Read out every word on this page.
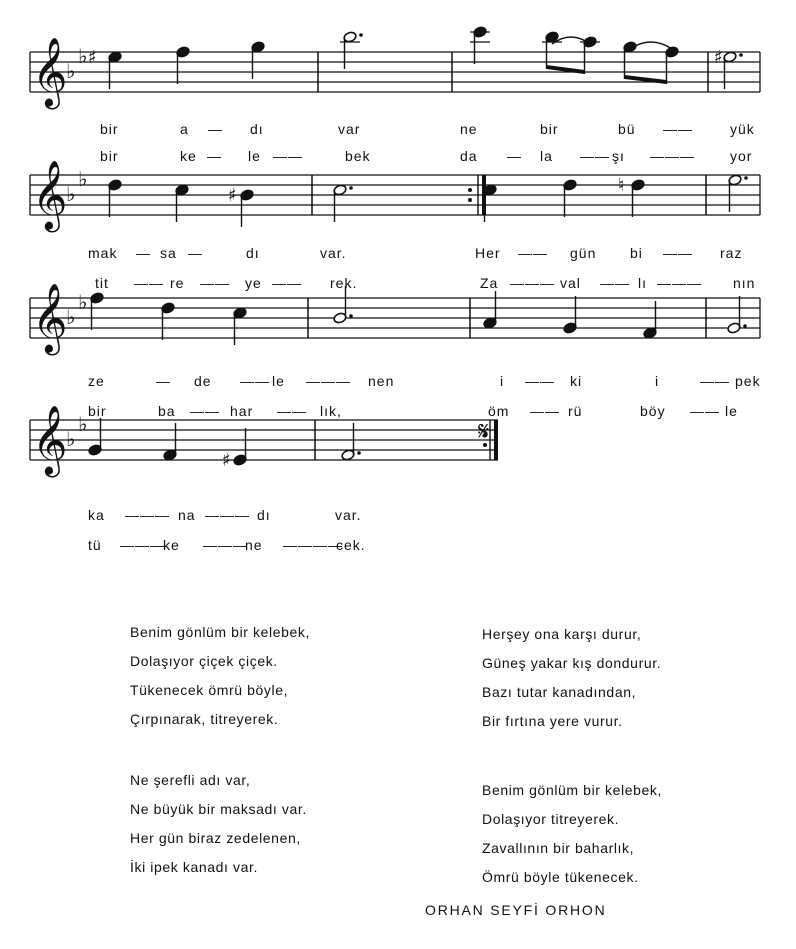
𝄞
♭
♭
𝄞
♭
♭
𝄞
♭
♭
𝄞
♭
♭
♯	♯
♯	♮
♯
𝄋
bir	a — dı	var	ne	bir	bü ——	yük
bir	ke — le ——	bek	da — la —— şı ———	yor
mak — sa —	dı	var.	Her —— gün bi —— raz
tit —— re —— ye —— rek.	Za ——— val —— lı ——— nın
ze	— de —— le ——— nen	i —— ki	i	—— pek
bir	ba —— har —— lık,	öm —— rü	böy —— le
ka ——— na ——— dı	var.
tü ———
ke ———
ne ————
cek.
Benim gönlüm bir kelebek,
Dolaşıyor çiçek çiçek.
Tükenecek ömrü böyle,
Çırpınarak, titreyerek.
Herşey ona karşı durur,
Güneş yakar kış dondurur.
Bazı tutar kanadından,
Bir fırtına yere vurur.
Ne şerefli adı var,
Ne büyük bir maksadı var.
Her gün biraz zedelenen,
İki ipek kanadı var.
Benim gönlüm bir kelebek,
Dolaşıyor titreyerek.
Zavallının bir baharlık,
Ömrü böyle tükenecek.
ORHAN SEYFİ ORHON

▶ [Do this] Word for word, quote the lines above. Omit the pictures.

▶ [Answer to this problem]
Read out every word on this page.
𝄞
♭
♭
𝄞
♭
♭
𝄞
♭
♭
𝄞
♭
♭
♯	♯
♯	♮
♯
𝄋
bir	a — dı	var	ne	bir	bü ——	yük
bir	ke — le ——	bek	da — la —— şı ———	yor
mak — sa —	dı	var.	Her —— gün bi —— raz
tit —— re —— ye —— rek.	Za ——— val —— lı ——— nın
ze	— de —— le ——— nen	i —— ki	i	—— pek
bir	ba —— har —— lık,	öm —— rü	böy —— le
ka ——— na ——— dı	var.
tü ———
ke ———
ne ————
cek.
Benim gönlüm bir kelebek,
Dolaşıyor çiçek çiçek.
Tükenecek ömrü böyle,
Çırpınarak, titreyerek.
Herşey ona karşı durur,
Güneş yakar kış dondurur.
Bazı tutar kanadından,
Bir fırtına yere vurur.
Ne şerefli adı var,
Ne büyük bir maksadı var.
Her gün biraz zedelenen,
İki ipek kanadı var.
Benim gönlüm bir kelebek,
Dolaşıyor titreyerek.
Zavallının bir baharlık,
Ömrü böyle tükenecek.
ORHAN SEYFİ ORHON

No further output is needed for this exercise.